(Saved entries)
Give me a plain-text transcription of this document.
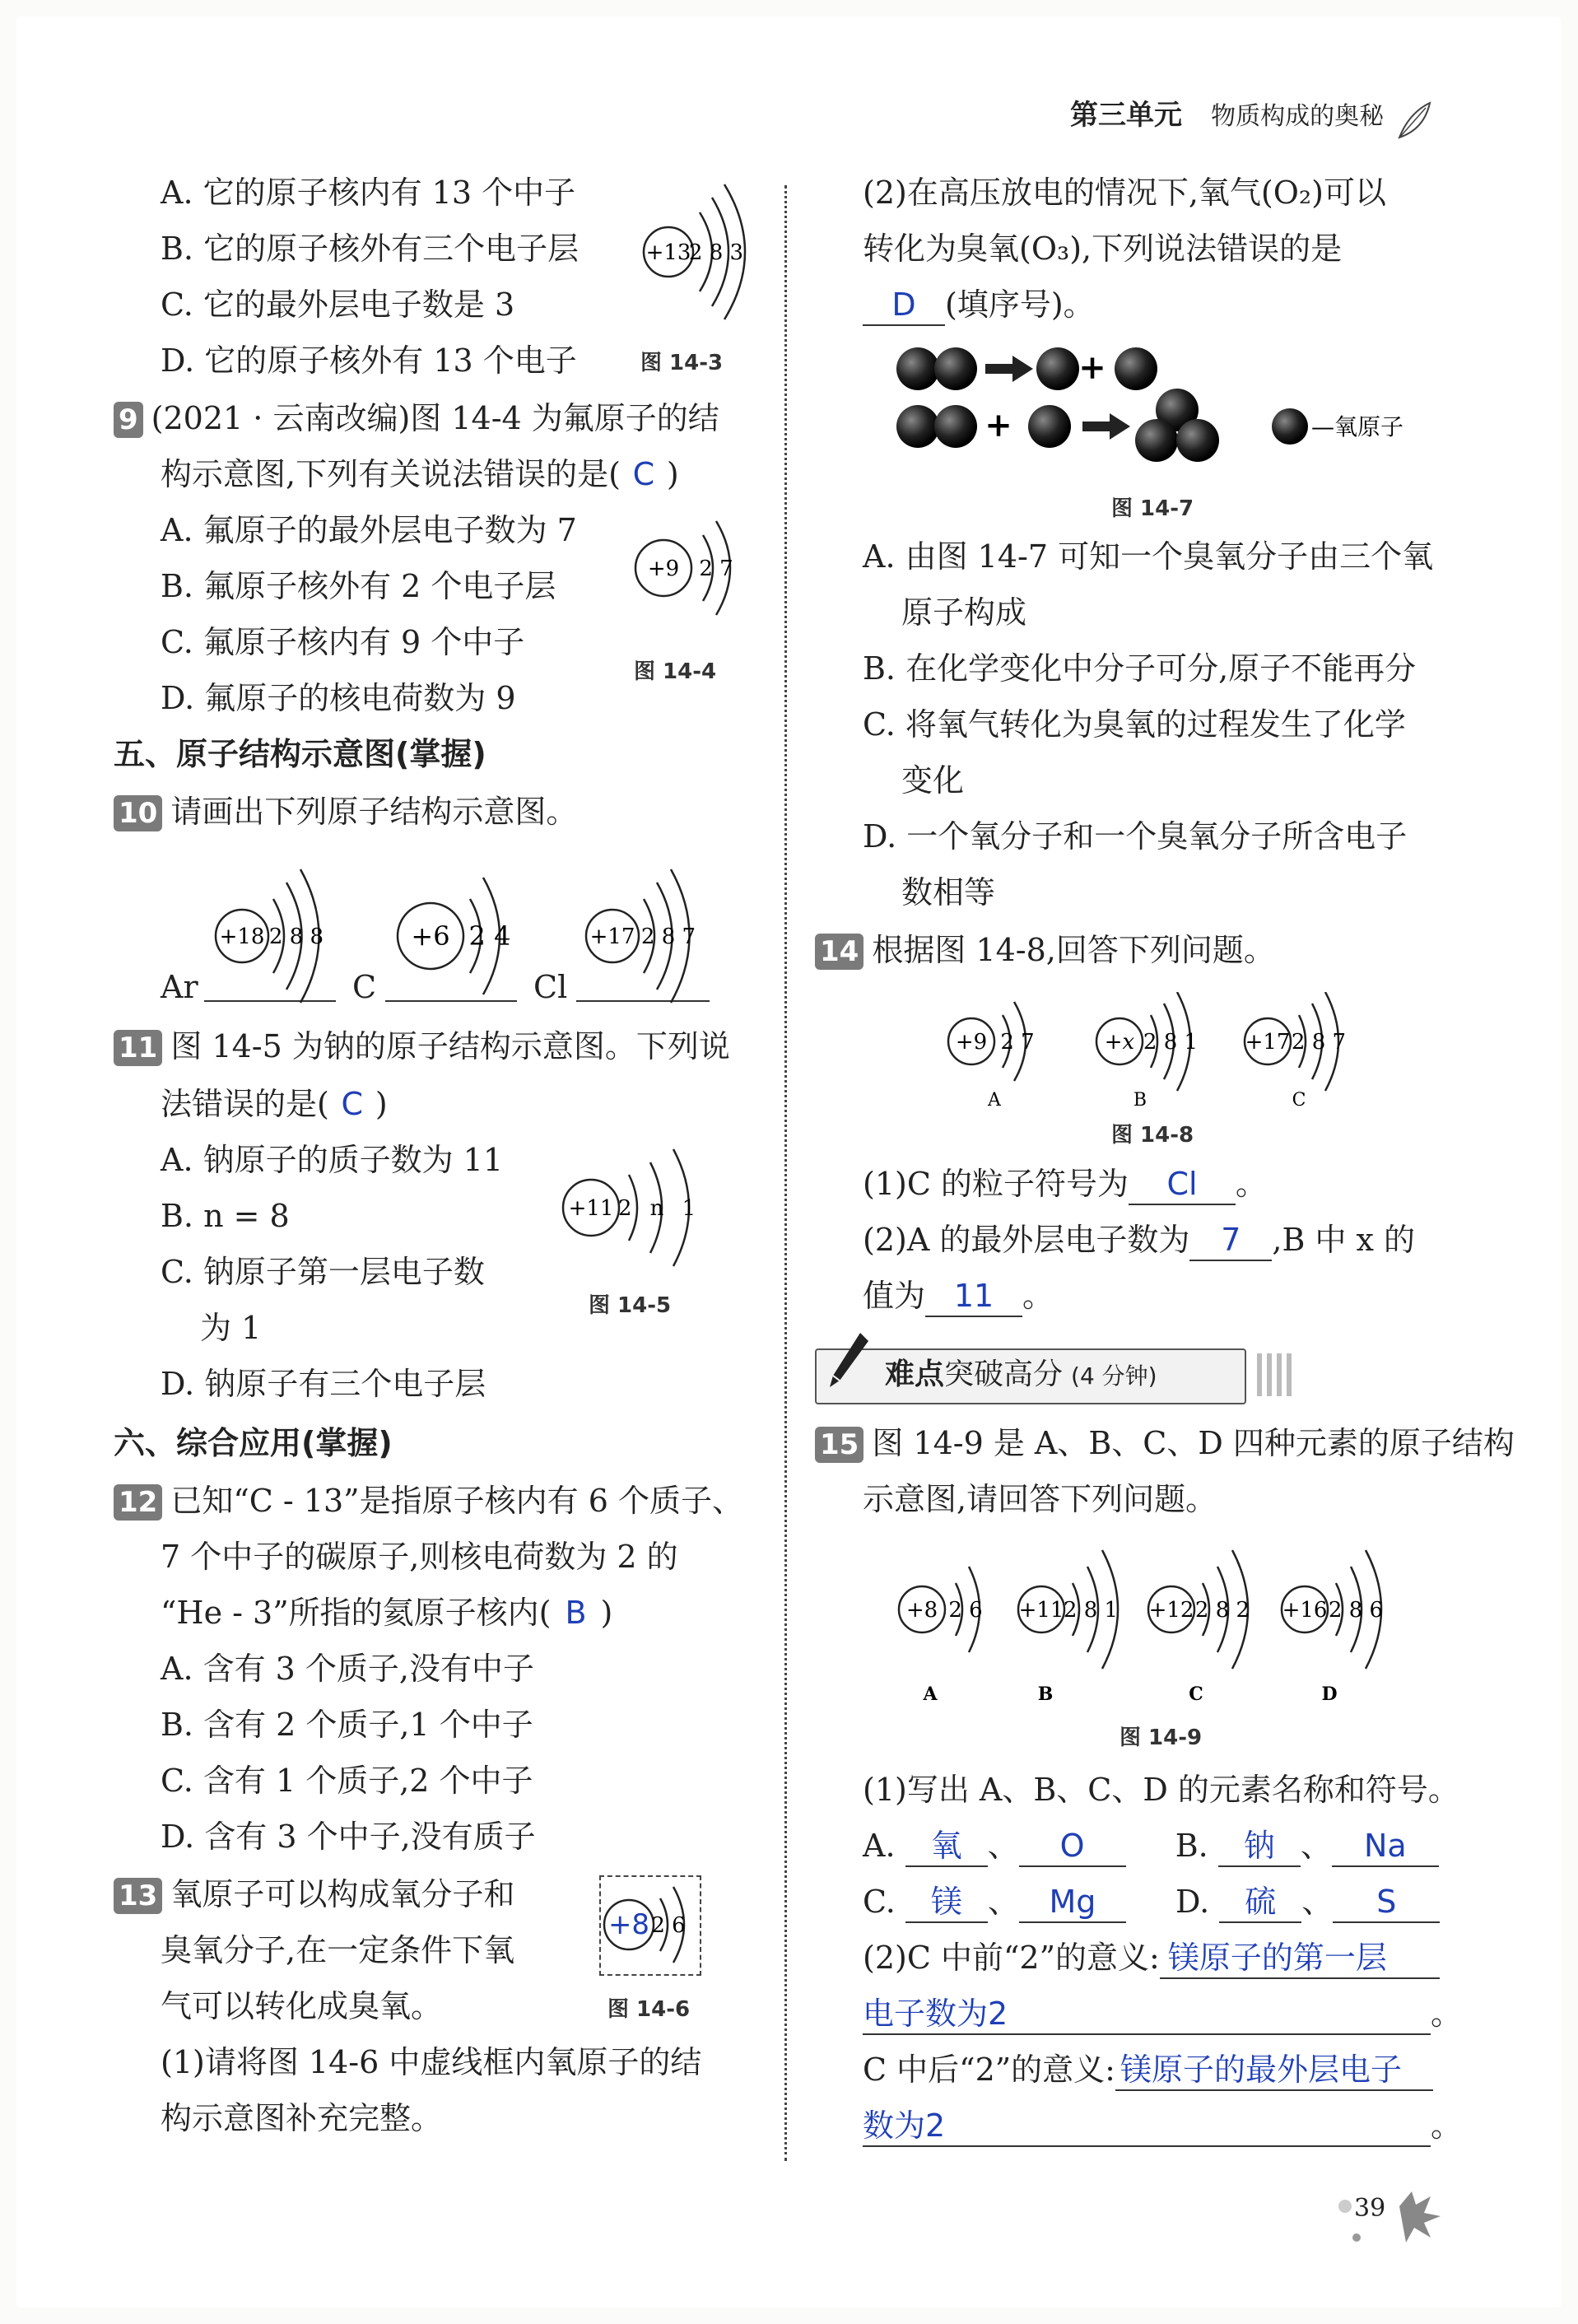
第三单元 物质构成的奥秘
A. 它的原子核内有 13 个中子
B. 它的原子核外有三个电子层
C. 它的最外层电子数是 3
D. 它的原子核外有 13 个电子
+13
2 8 3
图 14-3
9 (2021 · 云南改编)图 14-4 为氟原子的结
构示意图,下列有关说法错误的是( C )
A. 氟原子的最外层电子数为 7
B. 氟原子核外有 2 个电子层
C. 氟原子核内有 9 个中子
D. 氟原子的核电荷数为 9
+9 2 7
图 14-4
五、原子结构示意图(掌握)
10 请画出下列原子结构示意图。
Ar
+18 2 8 8
C
+6 2 4
Cl
+17 2 8 7
11 图 14-5 为钠的原子结构示意图。下列说
法错误的是( C )
A. 钠原子的质子数为 11
B. n = 8
C. 钠原子第一层电子数
为 1
D. 钠原子有三个电子层
+11 2 n 1
图 14-5
六、综合应用(掌握)
12 已知“C - 13”是指原子核内有 6 个质子、
7 个中子的碳原子,则核电荷数为 2 的
“He - 3”所指的氦原子核内( B )
A. 含有 3 个质子,没有中子
B. 含有 2 个质子,1 个中子
C. 含有 1 个质子,2 个中子
D. 含有 3 个中子,没有质子
13 氧原子可以构成氧分子和
臭氧分子,在一定条件下氧
气可以转化成臭氧。
(1)请将图 14-6 中虚线框内氧原子的结
构示意图补充完整。
+8 2 6
图 14-6
(2)在高压放电的情况下,氧气(O₂)可以
转化为臭氧(O₃),下列说法错误的是
D (填序号)。
+
+	—氧原子
图 14-7
A. 由图 14-7 可知一个臭氧分子由三个氧
原子构成
B. 在化学变化中分子可分,原子不能再分
C. 将氧气转化为臭氧的过程发生了化学
变化
D. 一个氧分子和一个臭氧分子所含电子
数相等
14 根据图 14-8,回答下列问题。
+9 2 7
A
+x 2 8 1
B
+17 2 8 7
C
图 14-8
(1)C 的粒子符号为 Cl 。
(2)A 的最外层电子数为 7 ,B 中 x 的
值为 11 。
难点突破高分 (4 分钟)
15 图 14-9 是 A、B、C、D 四种元素的原子结构
示意图,请回答下列问题。
+8 2 6
A
+11 2 8 1
B
+12 2 8 2
C
+16 2 8 6
D
图 14-9
(1)写出 A、B、C、D 的元素名称和符号。
A. 氧 、 O	B. 钠 、 Na
C. 镁 、 Mg	D. 硫 、 S
(2)C 中前“2”的意义: 镁原子的第一层
电子数为2	。
C 中后“2”的意义: 镁原子的最外层电子
数为2	。
39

Written problem:
Copy every line of the data word for word, omitting the images.

Answer for this exercise:
Give me a plain-text transcription of this document.
第三单元 物质构成的奥秘
A. 它的原子核内有 13 个中子
B. 它的原子核外有三个电子层
C. 它的最外层电子数是 3
D. 它的原子核外有 13 个电子
+13
2 8 3
图 14-3
9 (2021 · 云南改编)图 14-4 为氟原子的结
构示意图,下列有关说法错误的是( C )
A. 氟原子的最外层电子数为 7
B. 氟原子核外有 2 个电子层
C. 氟原子核内有 9 个中子
D. 氟原子的核电荷数为 9
+9 2 7
图 14-4
五、原子结构示意图(掌握)
10 请画出下列原子结构示意图。
Ar
+18 2 8 8
C
+6 2 4
Cl
+17 2 8 7
11 图 14-5 为钠的原子结构示意图。下列说
法错误的是( C )
A. 钠原子的质子数为 11
B. n = 8
C. 钠原子第一层电子数
为 1
D. 钠原子有三个电子层
+11 2 n 1
图 14-5
六、综合应用(掌握)
12 已知“C - 13”是指原子核内有 6 个质子、
7 个中子的碳原子,则核电荷数为 2 的
“He - 3”所指的氦原子核内( B )
A. 含有 3 个质子,没有中子
B. 含有 2 个质子,1 个中子
C. 含有 1 个质子,2 个中子
D. 含有 3 个中子,没有质子
13 氧原子可以构成氧分子和
臭氧分子,在一定条件下氧
气可以转化成臭氧。
(1)请将图 14-6 中虚线框内氧原子的结
构示意图补充完整。
+8 2 6
图 14-6
(2)在高压放电的情况下,氧气(O₂)可以
转化为臭氧(O₃),下列说法错误的是
D (填序号)。
+
+	—氧原子
图 14-7
A. 由图 14-7 可知一个臭氧分子由三个氧
原子构成
B. 在化学变化中分子可分,原子不能再分
C. 将氧气转化为臭氧的过程发生了化学
变化
D. 一个氧分子和一个臭氧分子所含电子
数相等
14 根据图 14-8,回答下列问题。
+9 2 7
A
+x 2 8 1
B
+17 2 8 7
C
图 14-8
(1)C 的粒子符号为 Cl 。
(2)A 的最外层电子数为 7 ,B 中 x 的
值为 11 。
难点突破高分 (4 分钟)
15 图 14-9 是 A、B、C、D 四种元素的原子结构
示意图,请回答下列问题。
+8 2 6
A
+11 2 8 1
B
+12 2 8 2
C
+16 2 8 6
D
图 14-9
(1)写出 A、B、C、D 的元素名称和符号。
A. 氧 、 O	B. 钠 、 Na
C. 镁 、 Mg	D. 硫 、 S
(2)C 中前“2”的意义: 镁原子的第一层
电子数为2	。
C 中后“2”的意义: 镁原子的最外层电子
数为2	。
39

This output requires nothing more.